EXTRACTED DATA =
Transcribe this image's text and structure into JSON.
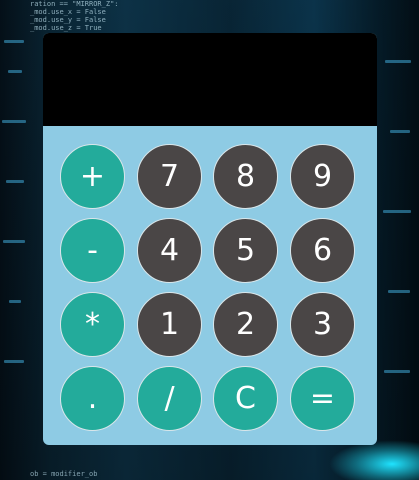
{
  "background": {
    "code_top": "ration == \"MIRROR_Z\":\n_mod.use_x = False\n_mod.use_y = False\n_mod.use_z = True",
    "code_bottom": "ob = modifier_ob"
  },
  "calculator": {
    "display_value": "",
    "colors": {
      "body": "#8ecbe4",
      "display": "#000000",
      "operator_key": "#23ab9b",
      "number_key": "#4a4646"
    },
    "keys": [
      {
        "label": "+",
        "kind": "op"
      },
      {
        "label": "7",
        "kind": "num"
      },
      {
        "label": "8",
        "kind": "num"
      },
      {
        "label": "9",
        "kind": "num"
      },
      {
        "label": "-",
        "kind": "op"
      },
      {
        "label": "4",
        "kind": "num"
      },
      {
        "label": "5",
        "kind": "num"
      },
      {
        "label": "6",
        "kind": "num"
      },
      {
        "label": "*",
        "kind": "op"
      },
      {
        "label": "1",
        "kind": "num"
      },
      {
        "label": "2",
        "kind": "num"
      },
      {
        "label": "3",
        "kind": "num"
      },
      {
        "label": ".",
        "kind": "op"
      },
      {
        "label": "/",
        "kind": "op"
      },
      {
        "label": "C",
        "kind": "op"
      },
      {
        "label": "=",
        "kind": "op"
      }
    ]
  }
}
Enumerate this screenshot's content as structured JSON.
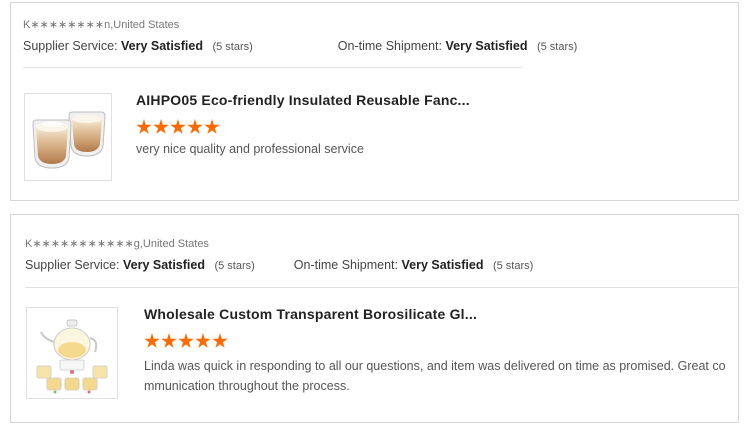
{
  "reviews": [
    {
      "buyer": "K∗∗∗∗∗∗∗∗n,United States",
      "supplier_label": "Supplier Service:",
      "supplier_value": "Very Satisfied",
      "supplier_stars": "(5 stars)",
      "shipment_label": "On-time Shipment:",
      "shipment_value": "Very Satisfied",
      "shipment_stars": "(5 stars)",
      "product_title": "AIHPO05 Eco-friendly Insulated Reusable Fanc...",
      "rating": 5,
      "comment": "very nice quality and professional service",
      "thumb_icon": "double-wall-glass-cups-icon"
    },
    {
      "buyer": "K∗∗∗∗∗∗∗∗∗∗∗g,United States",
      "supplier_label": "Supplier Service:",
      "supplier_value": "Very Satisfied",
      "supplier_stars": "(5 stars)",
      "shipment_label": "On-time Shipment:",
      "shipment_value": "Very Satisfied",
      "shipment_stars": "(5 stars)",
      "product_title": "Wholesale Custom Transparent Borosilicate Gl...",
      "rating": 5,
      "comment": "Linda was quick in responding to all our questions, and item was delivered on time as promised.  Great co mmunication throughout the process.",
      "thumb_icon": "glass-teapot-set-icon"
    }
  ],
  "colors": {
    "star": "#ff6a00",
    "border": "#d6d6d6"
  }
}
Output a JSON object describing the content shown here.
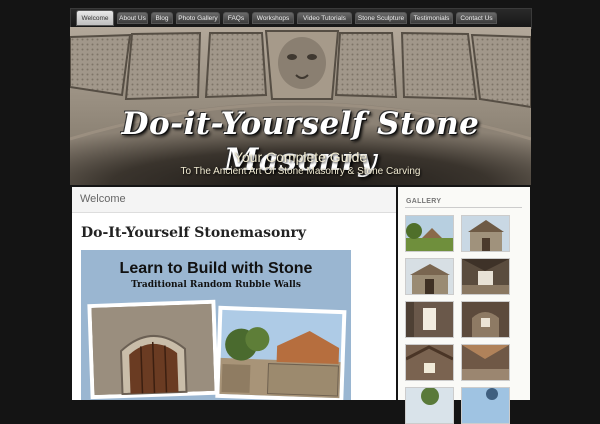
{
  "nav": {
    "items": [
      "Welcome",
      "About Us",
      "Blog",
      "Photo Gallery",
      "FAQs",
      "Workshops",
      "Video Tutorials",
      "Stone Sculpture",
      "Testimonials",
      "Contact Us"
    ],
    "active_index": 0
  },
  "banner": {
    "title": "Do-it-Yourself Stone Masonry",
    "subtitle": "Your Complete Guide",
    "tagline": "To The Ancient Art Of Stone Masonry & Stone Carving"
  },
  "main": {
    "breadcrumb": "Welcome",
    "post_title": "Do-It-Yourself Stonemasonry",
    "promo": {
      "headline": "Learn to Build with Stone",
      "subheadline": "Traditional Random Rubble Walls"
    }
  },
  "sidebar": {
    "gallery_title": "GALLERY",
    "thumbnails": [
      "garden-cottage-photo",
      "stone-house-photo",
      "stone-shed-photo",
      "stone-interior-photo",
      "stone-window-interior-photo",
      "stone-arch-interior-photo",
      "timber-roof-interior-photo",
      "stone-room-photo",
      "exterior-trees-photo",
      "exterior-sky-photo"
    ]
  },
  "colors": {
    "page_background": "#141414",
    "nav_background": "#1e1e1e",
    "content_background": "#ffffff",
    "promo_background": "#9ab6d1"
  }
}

PROMPT = Retype the listing exactly. Pictures do not belong in the copy.

EXPECTED ANSWER =
Transcribe this image's text and structure into JSON.
{
  "background": {
    "code_top": "ration == \"MIRROR_Z\":\n_mod.use_x = False\n_mod.use_y = False\n_mod.use_z = True",
    "code_bottom": "ob = modifier_ob"
  },
  "calculator": {
    "display_value": "",
    "colors": {
      "body": "#8ecbe4",
      "display": "#000000",
      "operator_key": "#23ab9b",
      "number_key": "#4a4646"
    },
    "keys": [
      {
        "label": "+",
        "kind": "op"
      },
      {
        "label": "7",
        "kind": "num"
      },
      {
        "label": "8",
        "kind": "num"
      },
      {
        "label": "9",
        "kind": "num"
      },
      {
        "label": "-",
        "kind": "op"
      },
      {
        "label": "4",
        "kind": "num"
      },
      {
        "label": "5",
        "kind": "num"
      },
      {
        "label": "6",
        "kind": "num"
      },
      {
        "label": "*",
        "kind": "op"
      },
      {
        "label": "1",
        "kind": "num"
      },
      {
        "label": "2",
        "kind": "num"
      },
      {
        "label": "3",
        "kind": "num"
      },
      {
        "label": ".",
        "kind": "op"
      },
      {
        "label": "/",
        "kind": "op"
      },
      {
        "label": "C",
        "kind": "op"
      },
      {
        "label": "=",
        "kind": "op"
      }
    ]
  }
}
Enumerate this screenshot's content as structured JSON.
{
  "reviews": [
    {
      "buyer": "K∗∗∗∗∗∗∗∗n,United States",
      "supplier_label": "Supplier Service:",
      "supplier_value": "Very Satisfied",
      "supplier_stars": "(5 stars)",
      "shipment_label": "On-time Shipment:",
      "shipment_value": "Very Satisfied",
      "shipment_stars": "(5 stars)",
      "product_title": "AIHPO05 Eco-friendly Insulated Reusable Fanc...",
      "rating": 5,
      "comment": "very nice quality and professional service",
      "thumb_icon": "double-wall-glass-cups-icon"
    },
    {
      "buyer": "K∗∗∗∗∗∗∗∗∗∗∗g,United States",
      "supplier_label": "Supplier Service:",
      "supplier_value": "Very Satisfied",
      "supplier_stars": "(5 stars)",
      "shipment_label": "On-time Shipment:",
      "shipment_value": "Very Satisfied",
      "shipment_stars": "(5 stars)",
      "product_title": "Wholesale Custom Transparent Borosilicate Gl...",
      "rating": 5,
      "comment": "Linda was quick in responding to all our questions, and item was delivered on time as promised.  Great co mmunication throughout the process.",
      "thumb_icon": "glass-teapot-set-icon"
    }
  ],
  "colors": {
    "star": "#ff6a00",
    "border": "#d6d6d6"
  }
}
Output a JSON object describing the content shown here.
{
  "nav": {
    "items": [
      "Welcome",
      "About Us",
      "Blog",
      "Photo Gallery",
      "FAQs",
      "Workshops",
      "Video Tutorials",
      "Stone Sculpture",
      "Testimonials",
      "Contact Us"
    ],
    "active_index": 0
  },
  "banner": {
    "title": "Do-it-Yourself Stone Masonry",
    "subtitle": "Your Complete Guide",
    "tagline": "To The Ancient Art Of Stone Masonry & Stone Carving"
  },
  "main": {
    "breadcrumb": "Welcome",
    "post_title": "Do-It-Yourself Stonemasonry",
    "promo": {
      "headline": "Learn to Build with Stone",
      "subheadline": "Traditional Random Rubble Walls"
    }
  },
  "sidebar": {
    "gallery_title": "GALLERY",
    "thumbnails": [
      "garden-cottage-photo",
      "stone-house-photo",
      "stone-shed-photo",
      "stone-interior-photo",
      "stone-window-interior-photo",
      "stone-arch-interior-photo",
      "timber-roof-interior-photo",
      "stone-room-photo",
      "exterior-trees-photo",
      "exterior-sky-photo"
    ]
  },
  "colors": {
    "page_background": "#141414",
    "nav_background": "#1e1e1e",
    "content_background": "#ffffff",
    "promo_background": "#9ab6d1"
  }
}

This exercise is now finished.